▶ AIM OF THE TASK:
Search the material below for the string "right" and extract each line that has it.

Saved data entries:
··········

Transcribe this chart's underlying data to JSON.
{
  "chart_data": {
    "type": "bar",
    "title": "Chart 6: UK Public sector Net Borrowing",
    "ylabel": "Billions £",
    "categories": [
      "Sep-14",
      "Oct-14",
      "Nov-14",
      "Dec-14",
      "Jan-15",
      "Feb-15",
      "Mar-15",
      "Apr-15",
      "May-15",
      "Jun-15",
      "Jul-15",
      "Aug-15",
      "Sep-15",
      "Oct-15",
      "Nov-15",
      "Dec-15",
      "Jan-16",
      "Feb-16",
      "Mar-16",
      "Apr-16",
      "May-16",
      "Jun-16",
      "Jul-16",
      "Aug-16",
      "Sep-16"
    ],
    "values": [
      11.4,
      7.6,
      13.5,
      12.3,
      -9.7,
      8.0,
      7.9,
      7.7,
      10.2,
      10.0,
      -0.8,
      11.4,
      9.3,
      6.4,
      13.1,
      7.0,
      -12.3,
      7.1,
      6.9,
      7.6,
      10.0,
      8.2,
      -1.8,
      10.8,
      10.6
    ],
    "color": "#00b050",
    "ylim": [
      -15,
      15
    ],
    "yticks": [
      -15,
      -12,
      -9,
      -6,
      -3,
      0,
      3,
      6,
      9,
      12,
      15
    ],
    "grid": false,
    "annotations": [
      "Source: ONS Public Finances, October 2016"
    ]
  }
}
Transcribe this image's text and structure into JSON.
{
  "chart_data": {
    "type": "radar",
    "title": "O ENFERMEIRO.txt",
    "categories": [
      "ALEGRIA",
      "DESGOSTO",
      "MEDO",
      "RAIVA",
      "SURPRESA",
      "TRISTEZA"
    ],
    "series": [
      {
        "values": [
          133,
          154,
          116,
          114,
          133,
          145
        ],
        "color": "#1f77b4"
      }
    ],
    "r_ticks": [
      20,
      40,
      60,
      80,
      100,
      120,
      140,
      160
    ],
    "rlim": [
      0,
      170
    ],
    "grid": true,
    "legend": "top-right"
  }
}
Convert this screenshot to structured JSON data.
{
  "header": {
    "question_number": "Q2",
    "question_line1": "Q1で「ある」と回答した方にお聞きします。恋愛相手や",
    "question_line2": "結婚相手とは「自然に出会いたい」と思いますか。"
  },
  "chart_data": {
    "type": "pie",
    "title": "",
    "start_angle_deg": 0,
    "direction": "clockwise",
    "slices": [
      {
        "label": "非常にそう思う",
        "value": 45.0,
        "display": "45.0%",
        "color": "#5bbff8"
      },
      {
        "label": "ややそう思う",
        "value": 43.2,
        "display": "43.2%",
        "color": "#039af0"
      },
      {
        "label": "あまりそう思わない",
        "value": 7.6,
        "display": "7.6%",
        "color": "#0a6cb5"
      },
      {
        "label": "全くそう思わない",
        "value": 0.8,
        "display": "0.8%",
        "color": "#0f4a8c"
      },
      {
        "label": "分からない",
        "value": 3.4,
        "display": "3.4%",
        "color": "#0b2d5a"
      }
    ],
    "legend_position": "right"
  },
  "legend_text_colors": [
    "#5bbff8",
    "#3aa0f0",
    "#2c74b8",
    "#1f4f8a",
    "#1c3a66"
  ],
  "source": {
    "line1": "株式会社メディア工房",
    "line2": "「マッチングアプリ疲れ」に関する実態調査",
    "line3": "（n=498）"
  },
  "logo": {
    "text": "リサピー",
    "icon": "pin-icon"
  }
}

··········

▶ SOLUTION TO THIS EXERCISE:
    "legend": "top-right"
    "legend_position": "right"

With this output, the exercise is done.